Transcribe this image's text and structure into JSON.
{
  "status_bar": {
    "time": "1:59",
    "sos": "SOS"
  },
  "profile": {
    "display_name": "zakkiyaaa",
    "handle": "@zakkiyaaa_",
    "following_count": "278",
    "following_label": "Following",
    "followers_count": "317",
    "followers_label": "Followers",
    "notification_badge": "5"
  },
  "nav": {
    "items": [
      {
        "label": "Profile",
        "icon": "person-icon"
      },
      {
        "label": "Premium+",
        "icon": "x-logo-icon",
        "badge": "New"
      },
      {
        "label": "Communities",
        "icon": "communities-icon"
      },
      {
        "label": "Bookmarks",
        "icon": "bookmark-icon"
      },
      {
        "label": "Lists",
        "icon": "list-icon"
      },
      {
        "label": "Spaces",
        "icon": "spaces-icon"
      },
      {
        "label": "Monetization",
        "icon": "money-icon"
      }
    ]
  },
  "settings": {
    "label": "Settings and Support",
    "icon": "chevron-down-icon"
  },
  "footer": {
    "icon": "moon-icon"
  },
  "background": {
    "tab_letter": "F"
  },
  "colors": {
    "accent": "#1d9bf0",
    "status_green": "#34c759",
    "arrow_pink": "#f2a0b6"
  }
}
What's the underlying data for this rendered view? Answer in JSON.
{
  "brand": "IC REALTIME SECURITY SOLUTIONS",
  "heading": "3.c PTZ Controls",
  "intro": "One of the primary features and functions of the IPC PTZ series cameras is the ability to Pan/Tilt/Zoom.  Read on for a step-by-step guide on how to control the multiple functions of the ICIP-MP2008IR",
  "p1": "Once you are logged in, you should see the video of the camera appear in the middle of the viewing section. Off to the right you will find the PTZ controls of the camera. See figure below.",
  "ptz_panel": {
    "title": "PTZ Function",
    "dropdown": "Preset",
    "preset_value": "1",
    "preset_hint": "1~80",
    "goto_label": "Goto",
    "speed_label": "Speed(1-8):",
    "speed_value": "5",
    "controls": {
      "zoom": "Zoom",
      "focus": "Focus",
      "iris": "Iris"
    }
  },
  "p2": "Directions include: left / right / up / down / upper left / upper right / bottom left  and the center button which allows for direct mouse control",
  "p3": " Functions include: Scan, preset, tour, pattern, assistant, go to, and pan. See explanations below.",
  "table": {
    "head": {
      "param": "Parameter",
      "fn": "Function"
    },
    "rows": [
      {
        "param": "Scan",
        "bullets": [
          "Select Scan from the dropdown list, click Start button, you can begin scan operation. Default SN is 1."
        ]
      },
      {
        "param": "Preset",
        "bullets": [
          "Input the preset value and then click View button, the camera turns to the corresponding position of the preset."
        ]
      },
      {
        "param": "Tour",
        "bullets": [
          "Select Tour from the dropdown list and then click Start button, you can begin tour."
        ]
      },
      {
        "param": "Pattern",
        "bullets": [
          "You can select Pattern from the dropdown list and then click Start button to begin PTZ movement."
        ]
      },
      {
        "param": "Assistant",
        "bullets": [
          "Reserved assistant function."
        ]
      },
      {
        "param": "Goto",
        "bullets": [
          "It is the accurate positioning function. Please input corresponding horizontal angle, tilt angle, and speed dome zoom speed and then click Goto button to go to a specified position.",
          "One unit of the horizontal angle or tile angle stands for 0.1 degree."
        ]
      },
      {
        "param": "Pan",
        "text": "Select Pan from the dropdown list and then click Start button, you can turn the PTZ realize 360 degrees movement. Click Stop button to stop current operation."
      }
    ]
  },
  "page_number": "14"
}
◇ ◇ ◇ ◇ ◇ ◇ ◇
Set problem >>
Every record above must be duplicated exactly.

The solution >>
Transcribe this image's text and structure into JSON.
{
  "status_bar": {
    "time": "1:59",
    "sos": "SOS"
  },
  "profile": {
    "display_name": "zakkiyaaa",
    "handle": "@zakkiyaaa_",
    "following_count": "278",
    "following_label": "Following",
    "followers_count": "317",
    "followers_label": "Followers",
    "notification_badge": "5"
  },
  "nav": {
    "items": [
      {
        "label": "Profile",
        "icon": "person-icon"
      },
      {
        "label": "Premium+",
        "icon": "x-logo-icon",
        "badge": "New"
      },
      {
        "label": "Communities",
        "icon": "communities-icon"
      },
      {
        "label": "Bookmarks",
        "icon": "bookmark-icon"
      },
      {
        "label": "Lists",
        "icon": "list-icon"
      },
      {
        "label": "Spaces",
        "icon": "spaces-icon"
      },
      {
        "label": "Monetization",
        "icon": "money-icon"
      }
    ]
  },
  "settings": {
    "label": "Settings and Support",
    "icon": "chevron-down-icon"
  },
  "footer": {
    "icon": "moon-icon"
  },
  "background": {
    "tab_letter": "F"
  },
  "colors": {
    "accent": "#1d9bf0",
    "status_green": "#34c759",
    "arrow_pink": "#f2a0b6"
  }
}
What's the underlying data for this rendered view? Answer in JSON.
{
  "brand": "IC REALTIME SECURITY SOLUTIONS",
  "heading": "3.c PTZ Controls",
  "intro": "One of the primary features and functions of the IPC PTZ series cameras is the ability to Pan/Tilt/Zoom.  Read on for a step-by-step guide on how to control the multiple functions of the ICIP-MP2008IR",
  "p1": "Once you are logged in, you should see the video of the camera appear in the middle of the viewing section. Off to the right you will find the PTZ controls of the camera. See figure below.",
  "ptz_panel": {
    "title": "PTZ Function",
    "dropdown": "Preset",
    "preset_value": "1",
    "preset_hint": "1~80",
    "goto_label": "Goto",
    "speed_label": "Speed(1-8):",
    "speed_value": "5",
    "controls": {
      "zoom": "Zoom",
      "focus": "Focus",
      "iris": "Iris"
    }
  },
  "p2": "Directions include: left / right / up / down / upper left / upper right / bottom left  and the center button which allows for direct mouse control",
  "p3": " Functions include: Scan, preset, tour, pattern, assistant, go to, and pan. See explanations below.",
  "table": {
    "head": {
      "param": "Parameter",
      "fn": "Function"
    },
    "rows": [
      {
        "param": "Scan",
        "bullets": [
          "Select Scan from the dropdown list, click Start button, you can begin scan operation. Default SN is 1."
        ]
      },
      {
        "param": "Preset",
        "bullets": [
          "Input the preset value and then click View button, the camera turns to the corresponding position of the preset."
        ]
      },
      {
        "param": "Tour",
        "bullets": [
          "Select Tour from the dropdown list and then click Start button, you can begin tour."
        ]
      },
      {
        "param": "Pattern",
        "bullets": [
          "You can select Pattern from the dropdown list and then click Start button to begin PTZ movement."
        ]
      },
      {
        "param": "Assistant",
        "bullets": [
          "Reserved assistant function."
        ]
      },
      {
        "param": "Goto",
        "bullets": [
          "It is the accurate positioning function. Please input corresponding horizontal angle, tilt angle, and speed dome zoom speed and then click Goto button to go to a specified position.",
          "One unit of the horizontal angle or tile angle stands for 0.1 degree."
        ]
      },
      {
        "param": "Pan",
        "text": "Select Pan from the dropdown list and then click Start button, you can turn the PTZ realize 360 degrees movement. Click Stop button to stop current operation."
      }
    ]
  },
  "page_number": "14"
}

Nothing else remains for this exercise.